▶ WHAT THE TASK REQUIRES:
Output every entry exactly, from the first line to the last.

▶ MATERIAL:
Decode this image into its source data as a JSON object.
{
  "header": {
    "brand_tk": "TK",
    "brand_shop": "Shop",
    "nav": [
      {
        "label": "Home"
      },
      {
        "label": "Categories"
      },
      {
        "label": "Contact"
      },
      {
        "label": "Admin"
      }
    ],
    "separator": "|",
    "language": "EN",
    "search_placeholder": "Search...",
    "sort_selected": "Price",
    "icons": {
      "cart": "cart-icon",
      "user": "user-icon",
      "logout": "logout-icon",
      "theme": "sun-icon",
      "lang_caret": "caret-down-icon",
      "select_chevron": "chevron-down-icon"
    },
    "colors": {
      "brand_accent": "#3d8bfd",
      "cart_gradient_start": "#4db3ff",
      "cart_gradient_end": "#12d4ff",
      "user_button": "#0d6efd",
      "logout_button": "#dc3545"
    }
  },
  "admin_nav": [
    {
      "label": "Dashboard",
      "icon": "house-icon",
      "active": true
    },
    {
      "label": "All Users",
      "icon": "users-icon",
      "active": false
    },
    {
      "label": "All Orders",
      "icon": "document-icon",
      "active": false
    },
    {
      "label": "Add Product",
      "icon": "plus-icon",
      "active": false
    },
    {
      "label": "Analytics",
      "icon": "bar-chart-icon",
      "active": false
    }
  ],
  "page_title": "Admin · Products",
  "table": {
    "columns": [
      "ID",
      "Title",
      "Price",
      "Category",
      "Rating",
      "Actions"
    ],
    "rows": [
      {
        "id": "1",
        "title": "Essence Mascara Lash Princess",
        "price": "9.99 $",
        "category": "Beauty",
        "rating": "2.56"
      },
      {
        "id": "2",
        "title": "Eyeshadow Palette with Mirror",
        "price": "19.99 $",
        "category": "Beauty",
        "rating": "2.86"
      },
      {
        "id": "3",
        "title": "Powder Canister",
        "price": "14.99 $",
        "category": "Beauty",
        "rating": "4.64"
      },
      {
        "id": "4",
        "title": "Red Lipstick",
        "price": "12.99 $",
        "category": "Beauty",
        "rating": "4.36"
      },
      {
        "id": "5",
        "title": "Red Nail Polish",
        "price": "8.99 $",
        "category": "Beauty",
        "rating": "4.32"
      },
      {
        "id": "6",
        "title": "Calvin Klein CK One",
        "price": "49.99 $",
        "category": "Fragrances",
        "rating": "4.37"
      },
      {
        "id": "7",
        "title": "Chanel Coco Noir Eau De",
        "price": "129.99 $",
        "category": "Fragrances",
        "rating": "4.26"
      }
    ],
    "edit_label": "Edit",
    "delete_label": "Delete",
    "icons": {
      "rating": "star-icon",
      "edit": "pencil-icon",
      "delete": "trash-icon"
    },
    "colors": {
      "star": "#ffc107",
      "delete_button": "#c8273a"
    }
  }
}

▶ WRITTEN SOLUTION:
Decode this image into its source data as a JSON object.
{
  "header": {
    "brand_tk": "TK",
    "brand_shop": "Shop",
    "nav": [
      {
        "label": "Home"
      },
      {
        "label": "Categories"
      },
      {
        "label": "Contact"
      },
      {
        "label": "Admin"
      }
    ],
    "separator": "|",
    "language": "EN",
    "search_placeholder": "Search...",
    "sort_selected": "Price",
    "icons": {
      "cart": "cart-icon",
      "user": "user-icon",
      "logout": "logout-icon",
      "theme": "sun-icon",
      "lang_caret": "caret-down-icon",
      "select_chevron": "chevron-down-icon"
    },
    "colors": {
      "brand_accent": "#3d8bfd",
      "cart_gradient_start": "#4db3ff",
      "cart_gradient_end": "#12d4ff",
      "user_button": "#0d6efd",
      "logout_button": "#dc3545"
    }
  },
  "admin_nav": [
    {
      "label": "Dashboard",
      "icon": "house-icon",
      "active": true
    },
    {
      "label": "All Users",
      "icon": "users-icon",
      "active": false
    },
    {
      "label": "All Orders",
      "icon": "document-icon",
      "active": false
    },
    {
      "label": "Add Product",
      "icon": "plus-icon",
      "active": false
    },
    {
      "label": "Analytics",
      "icon": "bar-chart-icon",
      "active": false
    }
  ],
  "page_title": "Admin · Products",
  "table": {
    "columns": [
      "ID",
      "Title",
      "Price",
      "Category",
      "Rating",
      "Actions"
    ],
    "rows": [
      {
        "id": "1",
        "title": "Essence Mascara Lash Princess",
        "price": "9.99 $",
        "category": "Beauty",
        "rating": "2.56"
      },
      {
        "id": "2",
        "title": "Eyeshadow Palette with Mirror",
        "price": "19.99 $",
        "category": "Beauty",
        "rating": "2.86"
      },
      {
        "id": "3",
        "title": "Powder Canister",
        "price": "14.99 $",
        "category": "Beauty",
        "rating": "4.64"
      },
      {
        "id": "4",
        "title": "Red Lipstick",
        "price": "12.99 $",
        "category": "Beauty",
        "rating": "4.36"
      },
      {
        "id": "5",
        "title": "Red Nail Polish",
        "price": "8.99 $",
        "category": "Beauty",
        "rating": "4.32"
      },
      {
        "id": "6",
        "title": "Calvin Klein CK One",
        "price": "49.99 $",
        "category": "Fragrances",
        "rating": "4.37"
      },
      {
        "id": "7",
        "title": "Chanel Coco Noir Eau De",
        "price": "129.99 $",
        "category": "Fragrances",
        "rating": "4.26"
      }
    ],
    "edit_label": "Edit",
    "delete_label": "Delete",
    "icons": {
      "rating": "star-icon",
      "edit": "pencil-icon",
      "delete": "trash-icon"
    },
    "colors": {
      "star": "#ffc107",
      "delete_button": "#c8273a"
    }
  }
}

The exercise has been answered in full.